PASSAGE SHOWN:
What are actors in Swift

Jul 30, 2022#swift#swift-5.5

Swift 5.5 introduced a new reference type called actor that protects access to its mutable state, and is declared with the keyword actor. Actor instances can be freely shared across concurrently-executing code, and the actor itself will internally maintain synchronization.

actor BankAccount {
    let accountNumber: Int
    var balance: Double

    init(accountNumber: Int, initialDeposit: Double) {
        self.accountNumber = accountNumber
        self.balance = initialDeposit
    }
}

Actors can have initializers, methods, properties, and subscripts. They can be extended and conform to protocols, be generic, and be used with generics.

The ability to protect their state from data races1 (but not necessarily free from race conditions2) is enforced statically by the Swift compiler through a set of limitations on the way in which actors and their instance members can be used, collectively called actor isolation.

  • Allow their stored instance properties to be accessed directly on self.
  • Allow cross-actor reference to immutable state from anywhere in the same module as the actor is defined.
  • Allow cross-actor reference to mutable state performed with an read-only asynchronous call.
extension BankAccount {
    func deposit(amount: Double) {
        assert(amount >= 0)
        balance = balance + amount
    }
}

func checkBalance(account: BankAccount) async {
    print(await account.balance)   // okay
    await account.balance = 1000.0 // error: cross-actor property mutations are not permitted
}

Compile-time actor-isolation checking determines which references to actor-isolated declarations are cross-actor references, and ensures that such references use one of the two permissible mechanisms described above. This ensures that code outside of the actor does not interfere with the actor’s mutable state.


  1. A data race occurs when 2 instructions from different threads access the same memory location, at least one of these accesses is a write and there is no synchronization that is mandating any particular order among these accesses.
  2. A race condition is a semantic error. It is a flaw that occurs in the timing or the ordering of events that leads to erroneous program behavior. Many race conditions can be caused by data races, but this is not necessary.

EXTRACTED RECORDS:

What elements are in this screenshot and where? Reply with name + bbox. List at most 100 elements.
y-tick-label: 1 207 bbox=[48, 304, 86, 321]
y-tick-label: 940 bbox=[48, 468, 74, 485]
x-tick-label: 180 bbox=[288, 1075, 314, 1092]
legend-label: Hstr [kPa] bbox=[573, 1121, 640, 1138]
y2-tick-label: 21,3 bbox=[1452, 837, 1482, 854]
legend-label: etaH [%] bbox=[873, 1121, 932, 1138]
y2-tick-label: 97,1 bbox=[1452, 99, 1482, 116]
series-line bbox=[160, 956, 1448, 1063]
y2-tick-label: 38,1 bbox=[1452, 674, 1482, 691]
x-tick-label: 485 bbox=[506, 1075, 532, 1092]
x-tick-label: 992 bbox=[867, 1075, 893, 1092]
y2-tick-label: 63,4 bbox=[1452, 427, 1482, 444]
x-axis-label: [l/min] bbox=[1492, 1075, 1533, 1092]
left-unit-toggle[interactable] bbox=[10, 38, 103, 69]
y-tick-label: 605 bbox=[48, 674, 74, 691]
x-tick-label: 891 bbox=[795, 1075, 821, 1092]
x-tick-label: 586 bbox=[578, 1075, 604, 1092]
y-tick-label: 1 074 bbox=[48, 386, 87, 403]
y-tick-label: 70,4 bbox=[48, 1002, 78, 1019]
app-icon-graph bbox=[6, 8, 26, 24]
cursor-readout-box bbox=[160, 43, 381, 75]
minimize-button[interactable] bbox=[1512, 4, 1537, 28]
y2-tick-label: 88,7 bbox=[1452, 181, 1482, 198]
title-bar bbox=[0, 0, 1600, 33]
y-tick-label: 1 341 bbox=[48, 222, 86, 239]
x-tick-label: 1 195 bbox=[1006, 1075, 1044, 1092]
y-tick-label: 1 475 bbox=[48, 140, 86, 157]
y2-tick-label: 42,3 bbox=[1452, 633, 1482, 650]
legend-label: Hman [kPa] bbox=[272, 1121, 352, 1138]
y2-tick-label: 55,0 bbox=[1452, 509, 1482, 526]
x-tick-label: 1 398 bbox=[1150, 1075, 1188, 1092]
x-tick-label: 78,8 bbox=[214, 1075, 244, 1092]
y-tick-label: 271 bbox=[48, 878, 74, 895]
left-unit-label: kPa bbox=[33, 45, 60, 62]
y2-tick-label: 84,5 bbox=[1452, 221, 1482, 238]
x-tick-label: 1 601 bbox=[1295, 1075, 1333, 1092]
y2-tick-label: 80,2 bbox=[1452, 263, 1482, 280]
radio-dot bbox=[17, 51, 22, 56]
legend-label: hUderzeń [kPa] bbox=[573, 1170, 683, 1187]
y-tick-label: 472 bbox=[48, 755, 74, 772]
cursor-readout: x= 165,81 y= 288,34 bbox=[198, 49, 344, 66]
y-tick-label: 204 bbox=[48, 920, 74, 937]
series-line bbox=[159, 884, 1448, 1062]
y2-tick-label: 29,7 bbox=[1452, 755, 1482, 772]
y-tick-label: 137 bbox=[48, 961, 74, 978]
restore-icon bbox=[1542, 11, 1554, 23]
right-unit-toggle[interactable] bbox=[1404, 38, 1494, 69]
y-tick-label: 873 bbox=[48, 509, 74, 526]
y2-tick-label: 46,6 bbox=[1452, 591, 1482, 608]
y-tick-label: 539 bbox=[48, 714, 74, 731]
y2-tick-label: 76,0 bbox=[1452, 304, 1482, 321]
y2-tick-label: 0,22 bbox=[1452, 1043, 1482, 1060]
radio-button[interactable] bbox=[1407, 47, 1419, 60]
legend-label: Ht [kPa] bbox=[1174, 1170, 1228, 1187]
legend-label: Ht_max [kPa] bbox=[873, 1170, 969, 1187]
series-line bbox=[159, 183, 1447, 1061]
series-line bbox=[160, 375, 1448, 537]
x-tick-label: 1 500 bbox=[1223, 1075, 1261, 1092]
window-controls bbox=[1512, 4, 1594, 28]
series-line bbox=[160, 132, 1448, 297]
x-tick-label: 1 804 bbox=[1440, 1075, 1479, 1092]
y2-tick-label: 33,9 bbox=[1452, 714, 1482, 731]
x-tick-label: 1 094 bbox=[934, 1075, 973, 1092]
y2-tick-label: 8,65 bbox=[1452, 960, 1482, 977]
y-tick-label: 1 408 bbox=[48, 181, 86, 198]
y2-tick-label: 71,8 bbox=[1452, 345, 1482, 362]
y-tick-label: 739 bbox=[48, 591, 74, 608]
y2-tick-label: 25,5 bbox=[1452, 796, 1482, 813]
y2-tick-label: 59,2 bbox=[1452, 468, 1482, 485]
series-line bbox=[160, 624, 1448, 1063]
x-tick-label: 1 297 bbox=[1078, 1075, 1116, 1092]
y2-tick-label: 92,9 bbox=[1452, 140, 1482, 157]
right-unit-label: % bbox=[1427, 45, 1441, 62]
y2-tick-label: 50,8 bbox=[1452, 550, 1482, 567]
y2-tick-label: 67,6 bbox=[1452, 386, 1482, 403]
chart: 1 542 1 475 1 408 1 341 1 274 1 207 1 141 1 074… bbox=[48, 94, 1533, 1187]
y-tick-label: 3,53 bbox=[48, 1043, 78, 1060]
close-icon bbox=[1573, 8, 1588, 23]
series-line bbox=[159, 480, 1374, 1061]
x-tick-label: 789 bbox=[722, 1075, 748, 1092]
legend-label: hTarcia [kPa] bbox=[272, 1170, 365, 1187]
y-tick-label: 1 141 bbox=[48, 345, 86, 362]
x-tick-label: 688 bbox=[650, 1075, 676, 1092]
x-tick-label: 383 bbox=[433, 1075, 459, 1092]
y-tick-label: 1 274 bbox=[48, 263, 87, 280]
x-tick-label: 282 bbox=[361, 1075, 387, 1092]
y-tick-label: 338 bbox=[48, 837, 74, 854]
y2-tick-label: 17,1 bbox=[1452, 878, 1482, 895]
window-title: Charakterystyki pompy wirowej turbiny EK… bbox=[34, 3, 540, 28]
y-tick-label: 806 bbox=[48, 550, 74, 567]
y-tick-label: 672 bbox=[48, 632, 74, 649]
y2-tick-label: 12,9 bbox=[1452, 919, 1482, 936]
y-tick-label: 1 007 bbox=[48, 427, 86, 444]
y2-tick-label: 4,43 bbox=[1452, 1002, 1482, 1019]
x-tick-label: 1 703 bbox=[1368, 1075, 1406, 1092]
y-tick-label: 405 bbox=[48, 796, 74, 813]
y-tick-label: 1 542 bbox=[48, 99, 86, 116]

EXERCISE OBJECTIVE: Condense the paragraph of the Swift actors article above that begins "Swift 5.5 introduced a new reference type" into a short bulleted list that keeps its main facts.

SOLUTION TO THIS EXERCISE:
- Swift 5.5 added actor, a new reference type declared with the keyword actor.
- An actor protects access to its mutable state.
- Actor instances can be shared freely across concurrently executing code.
- The actor maintains synchronization internally.